◆ **Required work**
Write out the full set of records exactly. Any pictures in them do not belong in the copy.

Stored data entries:
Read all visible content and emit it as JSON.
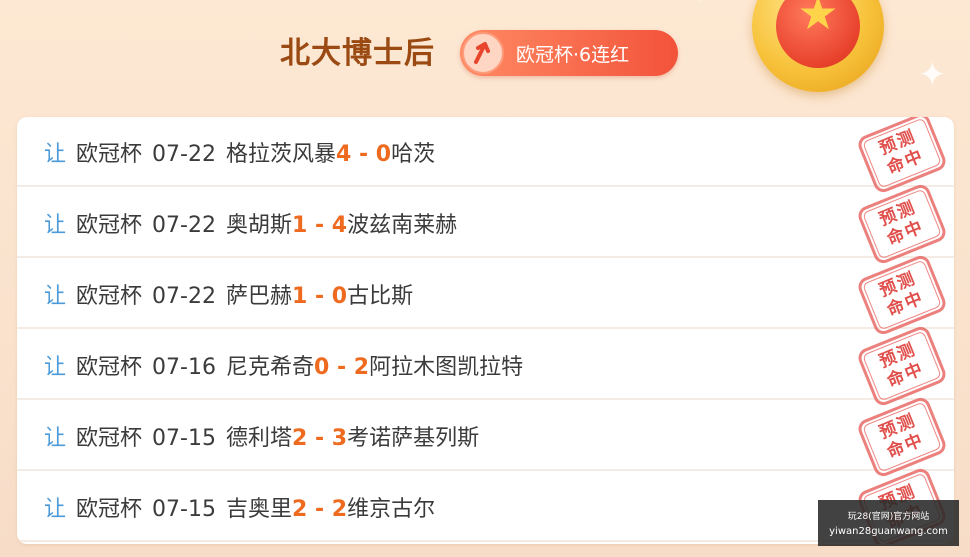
{
  "header": {
    "title": "北大博士后",
    "badge_label": "欧冠杯·6连红",
    "badge_icon": "up-arrow-icon"
  },
  "colors": {
    "title": "#9a4a12",
    "badge_bg": "#f2533a",
    "handicap": "#4d9ad9",
    "score": "#ee6a1f",
    "stamp": "#e0504c"
  },
  "stamp": {
    "line1": "预测",
    "line2": "命中"
  },
  "predictions": [
    {
      "tag": "让",
      "league": "欧冠杯",
      "date": "07-22",
      "home": "格拉茨风暴",
      "home_score": "4",
      "sep": " - ",
      "away_score": "0",
      "away": "哈茨"
    },
    {
      "tag": "让",
      "league": "欧冠杯",
      "date": "07-22",
      "home": "奥胡斯",
      "home_score": "1",
      "sep": " - ",
      "away_score": "4",
      "away": "波兹南莱赫"
    },
    {
      "tag": "让",
      "league": "欧冠杯",
      "date": "07-22",
      "home": "萨巴赫",
      "home_score": "1",
      "sep": " - ",
      "away_score": "0",
      "away": "古比斯"
    },
    {
      "tag": "让",
      "league": "欧冠杯",
      "date": "07-16",
      "home": "尼克希奇",
      "home_score": "0",
      "sep": " - ",
      "away_score": "2",
      "away": "阿拉木图凯拉特"
    },
    {
      "tag": "让",
      "league": "欧冠杯",
      "date": "07-15",
      "home": "德利塔",
      "home_score": "2",
      "sep": " - ",
      "away_score": "3",
      "away": "考诺萨基列斯"
    },
    {
      "tag": "让",
      "league": "欧冠杯",
      "date": "07-15",
      "home": "吉奥里",
      "home_score": "2",
      "sep": " - ",
      "away_score": "2",
      "away": "维京古尔"
    }
  ],
  "watermark": {
    "line1": "玩28(官网)官方网站",
    "line2": "yiwan28guanwang.com"
  }
}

◆ **The response**
Read all visible content and emit it as JSON.
{
  "header": {
    "title": "北大博士后",
    "badge_label": "欧冠杯·6连红",
    "badge_icon": "up-arrow-icon"
  },
  "colors": {
    "title": "#9a4a12",
    "badge_bg": "#f2533a",
    "handicap": "#4d9ad9",
    "score": "#ee6a1f",
    "stamp": "#e0504c"
  },
  "stamp": {
    "line1": "预测",
    "line2": "命中"
  },
  "predictions": [
    {
      "tag": "让",
      "league": "欧冠杯",
      "date": "07-22",
      "home": "格拉茨风暴",
      "home_score": "4",
      "sep": " - ",
      "away_score": "0",
      "away": "哈茨"
    },
    {
      "tag": "让",
      "league": "欧冠杯",
      "date": "07-22",
      "home": "奥胡斯",
      "home_score": "1",
      "sep": " - ",
      "away_score": "4",
      "away": "波兹南莱赫"
    },
    {
      "tag": "让",
      "league": "欧冠杯",
      "date": "07-22",
      "home": "萨巴赫",
      "home_score": "1",
      "sep": " - ",
      "away_score": "0",
      "away": "古比斯"
    },
    {
      "tag": "让",
      "league": "欧冠杯",
      "date": "07-16",
      "home": "尼克希奇",
      "home_score": "0",
      "sep": " - ",
      "away_score": "2",
      "away": "阿拉木图凯拉特"
    },
    {
      "tag": "让",
      "league": "欧冠杯",
      "date": "07-15",
      "home": "德利塔",
      "home_score": "2",
      "sep": " - ",
      "away_score": "3",
      "away": "考诺萨基列斯"
    },
    {
      "tag": "让",
      "league": "欧冠杯",
      "date": "07-15",
      "home": "吉奥里",
      "home_score": "2",
      "sep": " - ",
      "away_score": "2",
      "away": "维京古尔"
    }
  ],
  "watermark": {
    "line1": "玩28(官网)官方网站",
    "line2": "yiwan28guanwang.com"
  }
}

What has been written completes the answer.